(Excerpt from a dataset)

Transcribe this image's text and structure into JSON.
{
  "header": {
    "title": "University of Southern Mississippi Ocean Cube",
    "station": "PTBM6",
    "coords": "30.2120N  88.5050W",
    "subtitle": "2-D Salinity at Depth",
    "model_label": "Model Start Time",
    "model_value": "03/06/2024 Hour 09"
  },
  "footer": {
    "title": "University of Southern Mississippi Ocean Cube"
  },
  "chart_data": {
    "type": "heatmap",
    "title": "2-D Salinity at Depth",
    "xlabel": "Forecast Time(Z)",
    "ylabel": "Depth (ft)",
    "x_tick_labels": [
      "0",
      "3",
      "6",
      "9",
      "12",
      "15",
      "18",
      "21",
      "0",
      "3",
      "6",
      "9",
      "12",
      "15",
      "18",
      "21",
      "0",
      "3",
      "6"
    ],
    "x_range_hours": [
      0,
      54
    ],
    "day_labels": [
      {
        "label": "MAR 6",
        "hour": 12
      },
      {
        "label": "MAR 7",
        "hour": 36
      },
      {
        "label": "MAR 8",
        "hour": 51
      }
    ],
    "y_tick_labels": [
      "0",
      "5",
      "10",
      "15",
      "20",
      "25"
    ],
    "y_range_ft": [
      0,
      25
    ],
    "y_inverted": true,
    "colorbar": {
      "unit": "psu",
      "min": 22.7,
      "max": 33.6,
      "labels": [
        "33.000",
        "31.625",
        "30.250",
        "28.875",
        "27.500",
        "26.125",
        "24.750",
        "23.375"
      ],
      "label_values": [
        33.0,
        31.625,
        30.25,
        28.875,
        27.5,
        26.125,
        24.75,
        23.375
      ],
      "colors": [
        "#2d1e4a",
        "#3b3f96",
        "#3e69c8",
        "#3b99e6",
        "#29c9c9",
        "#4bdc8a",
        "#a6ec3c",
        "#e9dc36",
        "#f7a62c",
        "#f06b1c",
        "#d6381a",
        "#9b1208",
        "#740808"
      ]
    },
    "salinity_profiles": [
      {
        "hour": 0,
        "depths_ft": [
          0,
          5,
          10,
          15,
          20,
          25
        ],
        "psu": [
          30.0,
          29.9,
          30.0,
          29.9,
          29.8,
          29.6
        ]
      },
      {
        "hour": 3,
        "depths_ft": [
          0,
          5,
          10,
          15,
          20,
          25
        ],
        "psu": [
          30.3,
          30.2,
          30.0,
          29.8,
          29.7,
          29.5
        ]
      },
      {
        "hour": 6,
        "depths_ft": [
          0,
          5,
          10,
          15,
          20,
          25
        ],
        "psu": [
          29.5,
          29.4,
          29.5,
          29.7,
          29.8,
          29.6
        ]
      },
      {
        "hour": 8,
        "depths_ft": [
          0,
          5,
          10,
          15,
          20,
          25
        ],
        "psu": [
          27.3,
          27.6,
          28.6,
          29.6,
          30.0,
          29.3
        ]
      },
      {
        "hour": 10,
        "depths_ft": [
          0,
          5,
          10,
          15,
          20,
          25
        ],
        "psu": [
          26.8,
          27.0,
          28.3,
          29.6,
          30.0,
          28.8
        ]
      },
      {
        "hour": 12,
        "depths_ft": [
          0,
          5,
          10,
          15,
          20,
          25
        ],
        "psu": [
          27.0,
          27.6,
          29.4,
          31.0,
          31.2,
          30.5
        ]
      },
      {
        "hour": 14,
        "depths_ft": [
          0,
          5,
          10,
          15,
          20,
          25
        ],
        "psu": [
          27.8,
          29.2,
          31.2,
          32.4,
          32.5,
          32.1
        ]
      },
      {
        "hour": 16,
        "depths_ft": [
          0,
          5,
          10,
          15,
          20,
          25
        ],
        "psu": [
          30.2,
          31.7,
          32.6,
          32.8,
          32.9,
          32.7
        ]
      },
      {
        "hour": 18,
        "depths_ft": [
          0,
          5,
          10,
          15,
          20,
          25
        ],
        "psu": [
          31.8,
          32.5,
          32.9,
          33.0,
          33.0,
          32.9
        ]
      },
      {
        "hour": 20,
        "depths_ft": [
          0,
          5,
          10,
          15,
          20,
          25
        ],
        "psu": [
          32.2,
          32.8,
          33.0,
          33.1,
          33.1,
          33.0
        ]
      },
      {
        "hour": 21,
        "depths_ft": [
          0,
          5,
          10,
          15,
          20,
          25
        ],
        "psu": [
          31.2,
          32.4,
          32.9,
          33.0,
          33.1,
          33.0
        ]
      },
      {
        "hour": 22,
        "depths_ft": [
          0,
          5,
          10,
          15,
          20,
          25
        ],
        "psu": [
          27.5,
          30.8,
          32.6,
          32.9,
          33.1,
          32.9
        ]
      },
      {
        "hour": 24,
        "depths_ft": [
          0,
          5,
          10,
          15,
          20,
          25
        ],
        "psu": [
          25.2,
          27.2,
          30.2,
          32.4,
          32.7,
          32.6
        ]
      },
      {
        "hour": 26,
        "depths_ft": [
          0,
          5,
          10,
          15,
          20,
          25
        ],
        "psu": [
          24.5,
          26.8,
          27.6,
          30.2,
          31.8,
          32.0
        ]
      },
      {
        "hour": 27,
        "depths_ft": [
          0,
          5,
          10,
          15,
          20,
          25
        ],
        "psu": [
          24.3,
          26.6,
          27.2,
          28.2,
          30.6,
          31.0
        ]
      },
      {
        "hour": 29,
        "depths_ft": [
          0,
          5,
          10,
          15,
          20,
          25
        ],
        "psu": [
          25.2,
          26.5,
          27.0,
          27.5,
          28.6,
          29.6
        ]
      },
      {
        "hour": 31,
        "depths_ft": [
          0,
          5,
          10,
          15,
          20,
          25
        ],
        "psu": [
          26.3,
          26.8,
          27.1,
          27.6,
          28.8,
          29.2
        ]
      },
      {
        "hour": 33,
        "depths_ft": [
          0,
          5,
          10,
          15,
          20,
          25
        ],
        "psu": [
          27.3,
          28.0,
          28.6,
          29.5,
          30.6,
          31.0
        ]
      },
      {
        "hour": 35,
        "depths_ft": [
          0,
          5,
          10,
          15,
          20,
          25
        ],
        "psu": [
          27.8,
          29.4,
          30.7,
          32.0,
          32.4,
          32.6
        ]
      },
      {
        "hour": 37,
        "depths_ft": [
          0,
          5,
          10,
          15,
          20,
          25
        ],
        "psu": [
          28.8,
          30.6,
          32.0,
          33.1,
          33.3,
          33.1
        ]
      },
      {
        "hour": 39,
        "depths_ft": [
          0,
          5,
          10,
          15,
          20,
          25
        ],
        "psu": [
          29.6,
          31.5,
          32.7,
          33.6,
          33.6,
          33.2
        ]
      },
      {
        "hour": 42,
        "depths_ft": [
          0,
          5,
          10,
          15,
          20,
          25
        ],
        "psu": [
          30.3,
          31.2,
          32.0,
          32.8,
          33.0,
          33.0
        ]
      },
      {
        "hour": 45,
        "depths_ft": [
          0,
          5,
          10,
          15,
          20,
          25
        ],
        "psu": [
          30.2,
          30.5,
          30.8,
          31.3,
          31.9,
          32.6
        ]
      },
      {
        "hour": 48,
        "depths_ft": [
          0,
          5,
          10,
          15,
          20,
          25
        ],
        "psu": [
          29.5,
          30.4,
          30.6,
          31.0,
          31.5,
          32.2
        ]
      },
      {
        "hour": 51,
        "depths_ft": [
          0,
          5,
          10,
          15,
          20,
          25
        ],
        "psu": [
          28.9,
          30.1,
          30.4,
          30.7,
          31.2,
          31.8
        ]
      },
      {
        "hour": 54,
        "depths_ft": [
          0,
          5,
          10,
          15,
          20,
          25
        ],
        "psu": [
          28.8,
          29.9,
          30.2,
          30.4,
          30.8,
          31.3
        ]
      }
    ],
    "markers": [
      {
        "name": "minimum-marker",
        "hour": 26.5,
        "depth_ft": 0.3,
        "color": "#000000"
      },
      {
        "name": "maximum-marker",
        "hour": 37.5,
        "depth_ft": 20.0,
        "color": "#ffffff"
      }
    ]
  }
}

> **What the exercise asks**
Report how many lines in the entries hold the string "Cube". Nothing but the number is wanted.

> **Solution**
2